#### Instructions
A. Answer these from the text on Australia's electricity:
(i) What is Australia's domestic solar PV capacity now?
(ii) How much electricity per year do Australia's exports of aluminium metal embed?
(iii) How much of Australia's 2013 generating capacity was coal-fired?
B. Can you reproduce everything in the text on Australia's electricity from "In 2014 Australia's" down to "GWe other renewables.", word for word?

#### Source text
□ □ □ □ □

(Updated July 2016)
- Australia is heavily dependent on coal for electricity, more so than any other developed country except Denmark and Greece. Three-quarters is derived from coal.
- Australia's electricity has been low-cost by world standards, but this has changed.
- Natural gas is increasingly used for electricity, especially in SA and WA.
- After many years of low investment, there is a major challenge to build more generating capacity.
- Domestic solar PV capacity is now over 4 GWe.
Electricity consumption in Australia has been growing at nearly double the rate of energy use overall. In 2013, about 10,700 kWh per capita was generated, including that incorporated into exports, with growth having levelled out for a decade, driven by price rises, due to network costs, and also in 2013-14 rooftop PV resulted in 2.9% reduction in grid supply. In 2013, final consumption was 8856 kWh per capita.
Electricity generation takes 42% of Australia's primary energy supply (in 2013), and in terms of final energy consumption, electricity accounts for 22% of the total.
Energy in Australia
Much of the energy exported from Australia is used for generating electricity overseas; three times as much thermal black coal is exported as is used in Australia, and all of the uranium production is exported.
Australia also exports a significant amount of energy in mineral products. Exports of aluminium metal* alone embed some 27 TWh of electricity per year, about 11% of the country's total gross production. Some 39 TWh is used in non-ferrous metals (aluminium smelter production uses 29 TWh/yr), over half of the industry total of 79 TWh in 2013.
Most of the growth in value-adding manufacturing in the past 20 years has come from industries which are energy- and particularly electricity-intensive. The growth has occurred in Australia because of relatively low electricity prices coupled with high reliability of supply and the proximity of natural resources such as bauxite/alumina.
In 2014 Australia's power stations produced 248 billion kilowatt hours (TWh) of electricity, 59% more than the 1990 level, but only 185 above 2000 level, and slightly less than in 2011 to 2013.
Of the gross amount of 249 TWh in 2013, about 16 TWh is used by the power stations themselves, leaving 233 TWh actually sent out (net production). Then about 15 TWh is lost or used in transmission and 12 more in energy sector consumption, leaving 206 TWh for final consumption (or 182 TWh apart from aluminium exports).*
In 2013 the electricity was produced from 64 gigawatts (GWe) capacity, of which 29.2 GWe was coal-fired, 18.7 GWe gas or multi-fuel, 1.35 GWe oil, 8.0 GWe hydro, 0.55 GWe biofuel, and 6.5 GWe other renewables.
Most of this is associated with the grid-connected National Electricity Market (NEM) in the southeast and east of the country (see below), the second grid being the South West Interconnected Supply area in Western Australia. A smaller grid is in the Pilbara.
In 2013, 69 TWh was from black coal, 92 TWh from brown coal, hence 64.65% was produced from coal, 53 TWh (21.3%) from natural gas, 18 TWh (7.2%) from hydro and 11 TWh (4.4%) from wind (IEA data).

□ □ □ □ □

#### Provided information
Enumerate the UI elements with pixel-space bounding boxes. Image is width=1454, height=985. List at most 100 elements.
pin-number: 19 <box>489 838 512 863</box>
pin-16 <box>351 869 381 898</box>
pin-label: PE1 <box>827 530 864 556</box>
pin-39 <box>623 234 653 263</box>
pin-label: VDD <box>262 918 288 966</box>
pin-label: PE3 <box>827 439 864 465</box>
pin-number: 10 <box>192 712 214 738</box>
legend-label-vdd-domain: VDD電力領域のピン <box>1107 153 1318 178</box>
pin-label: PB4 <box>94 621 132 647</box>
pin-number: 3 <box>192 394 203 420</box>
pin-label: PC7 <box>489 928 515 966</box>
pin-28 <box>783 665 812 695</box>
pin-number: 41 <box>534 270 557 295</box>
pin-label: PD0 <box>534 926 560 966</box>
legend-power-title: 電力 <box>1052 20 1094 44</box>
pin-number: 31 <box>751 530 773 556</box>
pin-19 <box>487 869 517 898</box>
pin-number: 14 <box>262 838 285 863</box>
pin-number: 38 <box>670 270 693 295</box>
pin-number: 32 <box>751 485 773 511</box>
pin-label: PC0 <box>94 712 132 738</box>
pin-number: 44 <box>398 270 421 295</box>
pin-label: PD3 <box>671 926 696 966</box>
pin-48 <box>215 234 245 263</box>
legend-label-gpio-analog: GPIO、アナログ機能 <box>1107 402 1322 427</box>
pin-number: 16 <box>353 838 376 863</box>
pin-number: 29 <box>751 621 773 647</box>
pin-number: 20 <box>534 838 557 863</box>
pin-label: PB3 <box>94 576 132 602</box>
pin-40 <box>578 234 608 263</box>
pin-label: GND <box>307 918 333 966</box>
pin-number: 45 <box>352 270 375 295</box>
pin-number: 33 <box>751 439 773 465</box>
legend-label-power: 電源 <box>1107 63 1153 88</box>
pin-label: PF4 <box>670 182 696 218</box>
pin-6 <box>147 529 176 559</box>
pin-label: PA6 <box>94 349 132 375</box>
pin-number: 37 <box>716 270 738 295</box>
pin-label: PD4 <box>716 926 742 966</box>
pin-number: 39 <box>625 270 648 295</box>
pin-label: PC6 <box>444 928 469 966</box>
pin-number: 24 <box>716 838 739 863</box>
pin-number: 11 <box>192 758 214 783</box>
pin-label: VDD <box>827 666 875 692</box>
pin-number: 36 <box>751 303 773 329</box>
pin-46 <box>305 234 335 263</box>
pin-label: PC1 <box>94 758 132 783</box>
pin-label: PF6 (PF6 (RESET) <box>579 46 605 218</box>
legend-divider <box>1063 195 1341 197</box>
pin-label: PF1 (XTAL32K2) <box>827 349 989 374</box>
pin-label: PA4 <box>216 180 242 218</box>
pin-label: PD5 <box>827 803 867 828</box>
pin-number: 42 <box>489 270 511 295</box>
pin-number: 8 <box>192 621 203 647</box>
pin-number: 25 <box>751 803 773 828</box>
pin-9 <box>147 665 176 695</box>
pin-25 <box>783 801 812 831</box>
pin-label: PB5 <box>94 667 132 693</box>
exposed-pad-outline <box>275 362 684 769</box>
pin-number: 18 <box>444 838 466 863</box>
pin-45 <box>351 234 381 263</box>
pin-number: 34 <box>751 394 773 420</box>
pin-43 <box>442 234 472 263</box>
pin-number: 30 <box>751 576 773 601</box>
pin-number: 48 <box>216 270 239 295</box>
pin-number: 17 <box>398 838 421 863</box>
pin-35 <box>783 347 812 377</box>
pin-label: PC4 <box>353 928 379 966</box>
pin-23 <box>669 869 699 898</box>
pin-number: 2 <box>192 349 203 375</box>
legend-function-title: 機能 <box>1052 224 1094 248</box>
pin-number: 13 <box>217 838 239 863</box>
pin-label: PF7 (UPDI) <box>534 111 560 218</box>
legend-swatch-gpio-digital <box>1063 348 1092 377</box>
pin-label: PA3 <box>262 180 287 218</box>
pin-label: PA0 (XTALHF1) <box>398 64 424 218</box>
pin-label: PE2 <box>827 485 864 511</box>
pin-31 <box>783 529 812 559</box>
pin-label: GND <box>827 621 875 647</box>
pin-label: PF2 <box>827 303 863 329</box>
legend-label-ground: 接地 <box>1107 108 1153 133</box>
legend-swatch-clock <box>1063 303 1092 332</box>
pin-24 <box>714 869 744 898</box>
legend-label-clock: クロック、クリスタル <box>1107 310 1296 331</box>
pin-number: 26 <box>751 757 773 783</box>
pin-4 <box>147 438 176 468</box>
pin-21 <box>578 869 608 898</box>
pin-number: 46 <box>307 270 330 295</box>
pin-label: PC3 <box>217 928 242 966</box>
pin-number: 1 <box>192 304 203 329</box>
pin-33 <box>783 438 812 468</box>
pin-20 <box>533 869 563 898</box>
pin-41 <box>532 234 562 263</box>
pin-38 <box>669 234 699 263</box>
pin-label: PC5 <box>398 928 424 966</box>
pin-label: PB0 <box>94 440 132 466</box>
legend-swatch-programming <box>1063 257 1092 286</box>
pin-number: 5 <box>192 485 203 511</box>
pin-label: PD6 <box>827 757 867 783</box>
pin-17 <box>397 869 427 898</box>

□ □ □ □ □

#### Outputs by task
A.
(i) Over 4 GWe.
(ii) Some 27 TWh.
(iii) 29.2 GWe.

B.
In 2014 Australia's power stations produced 248 billion kilowatt hours (TWh) of electricity, 59% more than the 1990 level, but only 185 above 2000 level, and slightly less than in 2011 to 2013.
Of the gross amount of 249 TWh in 2013, about 16 TWh is used by the power stations themselves, leaving 233 TWh actually sent out (net production). Then about 15 TWh is lost or used in transmission and 12 more in energy sector consumption, leaving 206 TWh for final consumption (or 182 TWh apart from aluminium exports).*
In 2013 the electricity was produced from 64 gigawatts (GWe) capacity, of which 29.2 GWe was coal-fired, 18.7 GWe gas or multi-fuel, 1.35 GWe oil, 8.0 GWe hydro, 0.55 GWe biofuel, and 6.5 GWe other renewables.